WHAT IS REQUIRED =>
Without the pictures, print each of the records below exactly as it appears.

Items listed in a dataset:
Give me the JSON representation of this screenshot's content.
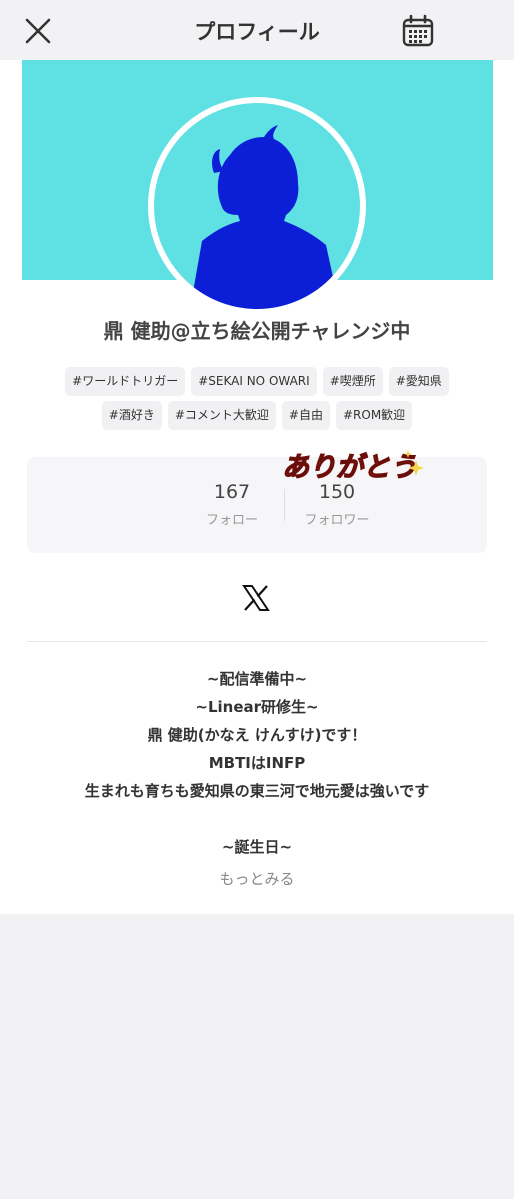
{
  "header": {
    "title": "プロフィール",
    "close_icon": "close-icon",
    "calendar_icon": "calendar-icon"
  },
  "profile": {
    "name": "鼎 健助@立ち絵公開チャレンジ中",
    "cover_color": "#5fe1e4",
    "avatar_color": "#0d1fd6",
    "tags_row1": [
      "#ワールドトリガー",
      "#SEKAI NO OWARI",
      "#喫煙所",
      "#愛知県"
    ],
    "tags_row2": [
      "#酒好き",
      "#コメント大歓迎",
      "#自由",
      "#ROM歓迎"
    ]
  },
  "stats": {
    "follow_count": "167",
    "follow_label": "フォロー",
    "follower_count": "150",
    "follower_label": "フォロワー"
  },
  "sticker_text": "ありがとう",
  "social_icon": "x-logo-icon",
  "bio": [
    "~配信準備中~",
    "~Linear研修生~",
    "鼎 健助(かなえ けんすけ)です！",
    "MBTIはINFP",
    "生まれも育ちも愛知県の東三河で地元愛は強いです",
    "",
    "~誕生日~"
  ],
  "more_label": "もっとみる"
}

TASK SOLUTION =>
Give me the JSON representation of this screenshot's content.
{
  "header": {
    "title": "プロフィール",
    "close_icon": "close-icon",
    "calendar_icon": "calendar-icon"
  },
  "profile": {
    "name": "鼎 健助@立ち絵公開チャレンジ中",
    "cover_color": "#5fe1e4",
    "avatar_color": "#0d1fd6",
    "tags_row1": [
      "#ワールドトリガー",
      "#SEKAI NO OWARI",
      "#喫煙所",
      "#愛知県"
    ],
    "tags_row2": [
      "#酒好き",
      "#コメント大歓迎",
      "#自由",
      "#ROM歓迎"
    ]
  },
  "stats": {
    "follow_count": "167",
    "follow_label": "フォロー",
    "follower_count": "150",
    "follower_label": "フォロワー"
  },
  "sticker_text": "ありがとう",
  "social_icon": "x-logo-icon",
  "bio": [
    "~配信準備中~",
    "~Linear研修生~",
    "鼎 健助(かなえ けんすけ)です！",
    "MBTIはINFP",
    "生まれも育ちも愛知県の東三河で地元愛は強いです",
    "",
    "~誕生日~"
  ],
  "more_label": "もっとみる"
}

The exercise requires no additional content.